:: RECORD EXTRACTS ::

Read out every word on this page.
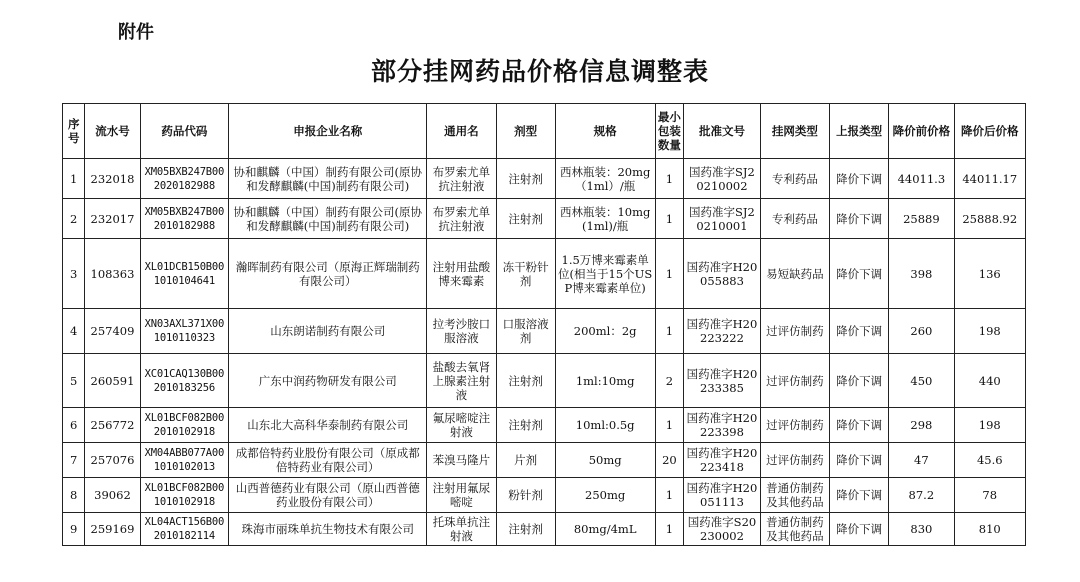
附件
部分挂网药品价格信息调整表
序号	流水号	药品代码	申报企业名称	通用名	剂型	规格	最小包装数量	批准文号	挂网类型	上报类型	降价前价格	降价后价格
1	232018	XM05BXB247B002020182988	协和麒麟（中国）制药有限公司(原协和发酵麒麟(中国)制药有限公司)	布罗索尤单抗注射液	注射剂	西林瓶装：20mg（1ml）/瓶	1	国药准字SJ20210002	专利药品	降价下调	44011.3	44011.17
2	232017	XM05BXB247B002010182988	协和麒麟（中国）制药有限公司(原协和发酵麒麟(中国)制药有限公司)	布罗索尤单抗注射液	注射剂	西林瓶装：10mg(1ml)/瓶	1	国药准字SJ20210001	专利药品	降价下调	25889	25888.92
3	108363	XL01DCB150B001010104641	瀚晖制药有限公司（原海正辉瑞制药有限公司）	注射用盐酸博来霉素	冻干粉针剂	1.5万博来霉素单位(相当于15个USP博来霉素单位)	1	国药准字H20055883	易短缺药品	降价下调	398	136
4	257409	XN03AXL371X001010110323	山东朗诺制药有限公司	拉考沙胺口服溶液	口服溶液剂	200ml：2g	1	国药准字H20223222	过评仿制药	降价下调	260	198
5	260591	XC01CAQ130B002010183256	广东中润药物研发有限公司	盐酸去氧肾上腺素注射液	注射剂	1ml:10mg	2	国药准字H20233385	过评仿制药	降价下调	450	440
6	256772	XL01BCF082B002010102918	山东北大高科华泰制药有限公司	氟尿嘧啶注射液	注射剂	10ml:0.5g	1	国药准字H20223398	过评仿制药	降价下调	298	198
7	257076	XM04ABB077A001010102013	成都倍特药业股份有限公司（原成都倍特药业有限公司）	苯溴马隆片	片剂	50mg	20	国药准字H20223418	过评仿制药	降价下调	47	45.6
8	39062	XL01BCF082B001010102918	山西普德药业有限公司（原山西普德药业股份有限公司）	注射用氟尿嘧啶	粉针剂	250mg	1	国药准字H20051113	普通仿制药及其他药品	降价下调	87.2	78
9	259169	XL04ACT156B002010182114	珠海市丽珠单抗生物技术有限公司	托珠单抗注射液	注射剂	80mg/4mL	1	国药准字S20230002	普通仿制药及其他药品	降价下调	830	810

:::

GIVEN EXERCISE -
Extract each line from the listing that holds the word "协和麒麟".

ANSWER FOR THIS EXERCISE -
1	232018	XM05BXB247B002020182988	协和麒麟（中国）制药有限公司(原协和发酵麒麟(中国)制药有限公司)	布罗索尤单抗注射液	注射剂	西林瓶装：20mg（1ml）/瓶	1	国药准字SJ20210002	专利药品	降价下调	44011.3	44011.17
2	232017	XM05BXB247B002010182988	协和麒麟（中国）制药有限公司(原协和发酵麒麟(中国)制药有限公司)	布罗索尤单抗注射液	注射剂	西林瓶装：10mg(1ml)/瓶	1	国药准字SJ20210001	专利药品	降价下调	25889	25888.92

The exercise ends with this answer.